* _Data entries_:
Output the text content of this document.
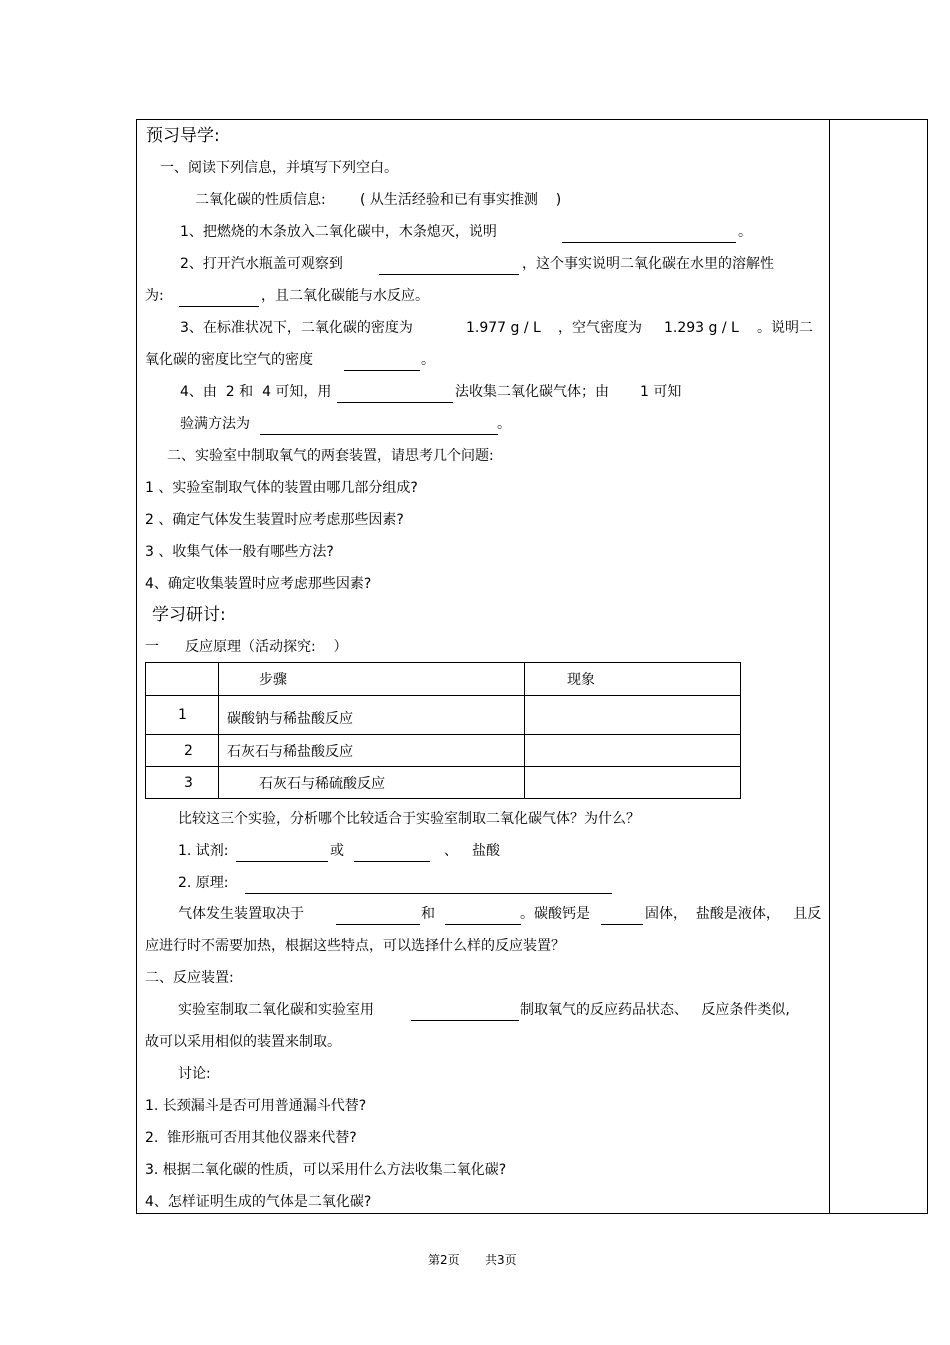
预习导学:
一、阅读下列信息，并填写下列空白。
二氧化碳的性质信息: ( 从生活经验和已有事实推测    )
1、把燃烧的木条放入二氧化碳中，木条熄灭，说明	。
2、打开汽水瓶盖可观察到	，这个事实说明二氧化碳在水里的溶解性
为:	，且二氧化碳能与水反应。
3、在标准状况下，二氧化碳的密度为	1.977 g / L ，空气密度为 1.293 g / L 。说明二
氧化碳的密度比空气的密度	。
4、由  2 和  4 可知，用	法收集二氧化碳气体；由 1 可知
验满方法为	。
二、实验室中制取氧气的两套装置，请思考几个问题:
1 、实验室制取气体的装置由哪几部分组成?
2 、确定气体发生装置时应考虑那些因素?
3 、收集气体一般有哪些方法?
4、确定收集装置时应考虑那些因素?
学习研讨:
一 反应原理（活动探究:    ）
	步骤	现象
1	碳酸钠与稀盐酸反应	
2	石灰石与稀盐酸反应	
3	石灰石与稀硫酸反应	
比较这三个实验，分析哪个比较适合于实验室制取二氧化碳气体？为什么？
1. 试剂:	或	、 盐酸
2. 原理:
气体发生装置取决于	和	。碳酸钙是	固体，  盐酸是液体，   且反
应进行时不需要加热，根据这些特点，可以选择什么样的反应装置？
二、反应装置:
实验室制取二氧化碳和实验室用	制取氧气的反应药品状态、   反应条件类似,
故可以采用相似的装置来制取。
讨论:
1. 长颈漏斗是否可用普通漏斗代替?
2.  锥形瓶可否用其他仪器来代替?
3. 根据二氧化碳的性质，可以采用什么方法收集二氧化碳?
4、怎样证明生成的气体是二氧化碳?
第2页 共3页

* _Exercise objective_: Repeat each entry exactly. Pictures do not belong in the copy.

* _Complete answer_:
Output the text content of this document.
预习导学:
一、阅读下列信息，并填写下列空白。
二氧化碳的性质信息: ( 从生活经验和已有事实推测    )
1、把燃烧的木条放入二氧化碳中，木条熄灭，说明	。
2、打开汽水瓶盖可观察到	，这个事实说明二氧化碳在水里的溶解性
为:	，且二氧化碳能与水反应。
3、在标准状况下，二氧化碳的密度为	1.977 g / L ，空气密度为 1.293 g / L 。说明二
氧化碳的密度比空气的密度	。
4、由  2 和  4 可知，用	法收集二氧化碳气体；由 1 可知
验满方法为	。
二、实验室中制取氧气的两套装置，请思考几个问题:
1 、实验室制取气体的装置由哪几部分组成?
2 、确定气体发生装置时应考虑那些因素?
3 、收集气体一般有哪些方法?
4、确定收集装置时应考虑那些因素?
学习研讨:
一 反应原理（活动探究:    ）
	步骤	现象
1	碳酸钠与稀盐酸反应	
2	石灰石与稀盐酸反应	
3	石灰石与稀硫酸反应	
比较这三个实验，分析哪个比较适合于实验室制取二氧化碳气体？为什么？
1. 试剂:	或	、 盐酸
2. 原理:
气体发生装置取决于	和	。碳酸钙是	固体，  盐酸是液体，   且反
应进行时不需要加热，根据这些特点，可以选择什么样的反应装置？
二、反应装置:
实验室制取二氧化碳和实验室用	制取氧气的反应药品状态、   反应条件类似,
故可以采用相似的装置来制取。
讨论:
1. 长颈漏斗是否可用普通漏斗代替?
2.  锥形瓶可否用其他仪器来代替?
3. 根据二氧化碳的性质，可以采用什么方法收集二氧化碳?
4、怎样证明生成的气体是二氧化碳?
第2页 共3页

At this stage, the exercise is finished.